(Stored records)
------------

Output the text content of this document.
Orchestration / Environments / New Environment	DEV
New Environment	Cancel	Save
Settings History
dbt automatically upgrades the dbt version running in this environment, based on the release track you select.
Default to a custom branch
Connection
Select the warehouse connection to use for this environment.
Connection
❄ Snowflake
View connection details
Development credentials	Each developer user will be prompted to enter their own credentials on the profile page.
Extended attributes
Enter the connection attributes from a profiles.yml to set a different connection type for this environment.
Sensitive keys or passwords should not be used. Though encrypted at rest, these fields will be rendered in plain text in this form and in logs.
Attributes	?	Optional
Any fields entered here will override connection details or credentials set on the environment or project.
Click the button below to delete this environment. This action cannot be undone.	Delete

------------

Work required >> Reproduce each line of the material above precisely.

Answer to the task >>
Output the text content of this document.
Orchestration / Environments / New Environment	DEV
New Environment	Cancel	Save
Settings History
dbt automatically upgrades the dbt version running in this environment, based on the release track you select.
Default to a custom branch
Connection
Select the warehouse connection to use for this environment.
Connection
❄ Snowflake
View connection details
Development credentials	Each developer user will be prompted to enter their own credentials on the profile page.
Extended attributes
Enter the connection attributes from a profiles.yml to set a different connection type for this environment.
Sensitive keys or passwords should not be used. Though encrypted at rest, these fields will be rendered in plain text in this form and in logs.
Attributes	?	Optional
Any fields entered here will override connection details or credentials set on the environment or project.
Click the button below to delete this environment. This action cannot be undone.	Delete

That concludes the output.